Dataset items:
---
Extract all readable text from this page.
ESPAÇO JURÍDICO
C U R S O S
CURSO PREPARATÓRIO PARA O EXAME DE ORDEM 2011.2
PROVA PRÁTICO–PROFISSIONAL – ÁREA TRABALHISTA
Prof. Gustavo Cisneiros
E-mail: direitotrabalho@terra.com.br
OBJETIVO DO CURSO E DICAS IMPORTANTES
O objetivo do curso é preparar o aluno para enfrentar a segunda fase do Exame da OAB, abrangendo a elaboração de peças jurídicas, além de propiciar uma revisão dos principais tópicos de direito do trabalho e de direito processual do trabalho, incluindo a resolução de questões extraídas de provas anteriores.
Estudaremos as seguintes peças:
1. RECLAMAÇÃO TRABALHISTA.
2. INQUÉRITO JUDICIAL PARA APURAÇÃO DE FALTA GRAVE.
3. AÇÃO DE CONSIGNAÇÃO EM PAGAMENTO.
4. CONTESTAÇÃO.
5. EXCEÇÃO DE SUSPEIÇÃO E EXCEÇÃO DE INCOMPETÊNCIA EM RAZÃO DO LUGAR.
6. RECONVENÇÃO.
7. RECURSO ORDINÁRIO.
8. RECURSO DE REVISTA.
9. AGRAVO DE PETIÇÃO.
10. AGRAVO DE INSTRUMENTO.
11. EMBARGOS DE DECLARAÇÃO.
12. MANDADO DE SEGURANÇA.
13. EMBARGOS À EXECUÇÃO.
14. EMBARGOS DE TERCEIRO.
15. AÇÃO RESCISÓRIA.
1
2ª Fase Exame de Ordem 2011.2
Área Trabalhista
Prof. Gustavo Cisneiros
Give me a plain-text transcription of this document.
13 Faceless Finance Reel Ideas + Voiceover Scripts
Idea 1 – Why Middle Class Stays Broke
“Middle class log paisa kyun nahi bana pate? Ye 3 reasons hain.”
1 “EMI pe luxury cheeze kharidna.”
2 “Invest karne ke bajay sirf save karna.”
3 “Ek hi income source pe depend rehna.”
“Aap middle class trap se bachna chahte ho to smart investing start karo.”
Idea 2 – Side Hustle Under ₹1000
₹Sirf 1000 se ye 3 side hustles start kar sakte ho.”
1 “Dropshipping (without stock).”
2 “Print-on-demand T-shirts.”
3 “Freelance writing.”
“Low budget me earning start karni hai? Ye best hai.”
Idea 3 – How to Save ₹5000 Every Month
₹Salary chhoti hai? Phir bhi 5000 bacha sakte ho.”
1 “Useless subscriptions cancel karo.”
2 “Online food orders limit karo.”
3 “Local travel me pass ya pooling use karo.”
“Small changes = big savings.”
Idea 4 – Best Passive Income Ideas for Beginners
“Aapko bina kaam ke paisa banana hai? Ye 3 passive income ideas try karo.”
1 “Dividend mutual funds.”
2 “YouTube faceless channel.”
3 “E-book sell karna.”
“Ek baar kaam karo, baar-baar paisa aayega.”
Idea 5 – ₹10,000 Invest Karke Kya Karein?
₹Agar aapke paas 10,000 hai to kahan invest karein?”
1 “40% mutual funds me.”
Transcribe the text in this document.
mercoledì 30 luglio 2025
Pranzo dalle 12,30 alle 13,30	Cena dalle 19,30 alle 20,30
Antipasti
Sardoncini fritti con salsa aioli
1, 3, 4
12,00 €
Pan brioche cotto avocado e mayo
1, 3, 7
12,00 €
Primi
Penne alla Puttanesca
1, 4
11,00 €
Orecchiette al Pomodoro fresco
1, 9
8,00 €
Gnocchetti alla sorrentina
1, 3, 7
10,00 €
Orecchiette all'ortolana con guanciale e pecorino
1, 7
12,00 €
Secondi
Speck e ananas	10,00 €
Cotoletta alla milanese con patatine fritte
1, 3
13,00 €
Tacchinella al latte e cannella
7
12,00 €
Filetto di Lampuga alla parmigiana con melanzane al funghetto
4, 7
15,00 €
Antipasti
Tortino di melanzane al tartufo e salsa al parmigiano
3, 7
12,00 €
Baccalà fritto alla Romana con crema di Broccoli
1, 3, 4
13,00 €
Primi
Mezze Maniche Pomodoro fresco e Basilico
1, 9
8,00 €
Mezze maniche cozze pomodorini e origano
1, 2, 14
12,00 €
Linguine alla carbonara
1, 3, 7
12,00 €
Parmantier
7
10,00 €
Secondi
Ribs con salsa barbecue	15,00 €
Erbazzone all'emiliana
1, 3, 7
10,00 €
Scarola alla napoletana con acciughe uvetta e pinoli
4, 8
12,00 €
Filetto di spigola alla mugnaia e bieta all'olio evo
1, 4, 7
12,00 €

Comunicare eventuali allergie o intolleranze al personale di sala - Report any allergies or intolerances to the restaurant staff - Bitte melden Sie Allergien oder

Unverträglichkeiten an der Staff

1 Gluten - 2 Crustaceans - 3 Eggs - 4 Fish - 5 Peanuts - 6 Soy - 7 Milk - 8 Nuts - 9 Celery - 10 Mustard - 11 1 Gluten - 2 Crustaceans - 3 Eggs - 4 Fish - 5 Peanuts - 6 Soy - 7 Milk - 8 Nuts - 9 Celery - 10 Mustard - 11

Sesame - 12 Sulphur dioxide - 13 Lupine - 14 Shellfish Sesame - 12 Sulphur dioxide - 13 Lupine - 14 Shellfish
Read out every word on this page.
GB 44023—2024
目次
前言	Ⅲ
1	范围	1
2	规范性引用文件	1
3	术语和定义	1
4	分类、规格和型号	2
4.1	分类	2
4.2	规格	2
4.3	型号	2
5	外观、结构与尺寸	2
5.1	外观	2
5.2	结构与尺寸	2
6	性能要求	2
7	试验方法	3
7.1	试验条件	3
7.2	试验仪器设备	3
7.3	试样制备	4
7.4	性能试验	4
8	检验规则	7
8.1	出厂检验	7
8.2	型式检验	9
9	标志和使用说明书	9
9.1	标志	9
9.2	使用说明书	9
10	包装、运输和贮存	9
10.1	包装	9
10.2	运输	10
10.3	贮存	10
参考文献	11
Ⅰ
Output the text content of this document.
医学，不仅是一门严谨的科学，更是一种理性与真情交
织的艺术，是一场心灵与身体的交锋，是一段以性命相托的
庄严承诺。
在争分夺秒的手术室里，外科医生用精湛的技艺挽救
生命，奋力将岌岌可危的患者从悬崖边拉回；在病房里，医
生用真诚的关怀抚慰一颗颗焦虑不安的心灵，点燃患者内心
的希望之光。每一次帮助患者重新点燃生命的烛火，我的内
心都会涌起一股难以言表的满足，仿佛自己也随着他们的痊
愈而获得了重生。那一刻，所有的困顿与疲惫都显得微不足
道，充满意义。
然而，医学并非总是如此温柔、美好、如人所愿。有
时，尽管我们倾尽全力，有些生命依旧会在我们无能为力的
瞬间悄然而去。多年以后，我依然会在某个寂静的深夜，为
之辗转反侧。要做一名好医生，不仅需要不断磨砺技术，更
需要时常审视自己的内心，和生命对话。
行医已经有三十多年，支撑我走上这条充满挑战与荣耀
---
Extract the closing run of lines, starting with the one containing "Output the text content of this document." and ending at the last, exactly as written.

Output the text content of this document.
医学，不仅是一门严谨的科学，更是一种理性与真情交
织的艺术，是一场心灵与身体的交锋，是一段以性命相托的
庄严承诺。
在争分夺秒的手术室里，外科医生用精湛的技艺挽救
生命，奋力将岌岌可危的患者从悬崖边拉回；在病房里，医
生用真诚的关怀抚慰一颗颗焦虑不安的心灵，点燃患者内心
的希望之光。每一次帮助患者重新点燃生命的烛火，我的内
心都会涌起一股难以言表的满足，仿佛自己也随着他们的痊
愈而获得了重生。那一刻，所有的困顿与疲惫都显得微不足
道，充满意义。
然而，医学并非总是如此温柔、美好、如人所愿。有
时，尽管我们倾尽全力，有些生命依旧会在我们无能为力的
瞬间悄然而去。多年以后，我依然会在某个寂静的深夜，为
之辗转反侧。要做一名好医生，不仅需要不断磨砺技术，更
需要时常审视自己的内心，和生命对话。
行医已经有三十多年，支撑我走上这条充满挑战与荣耀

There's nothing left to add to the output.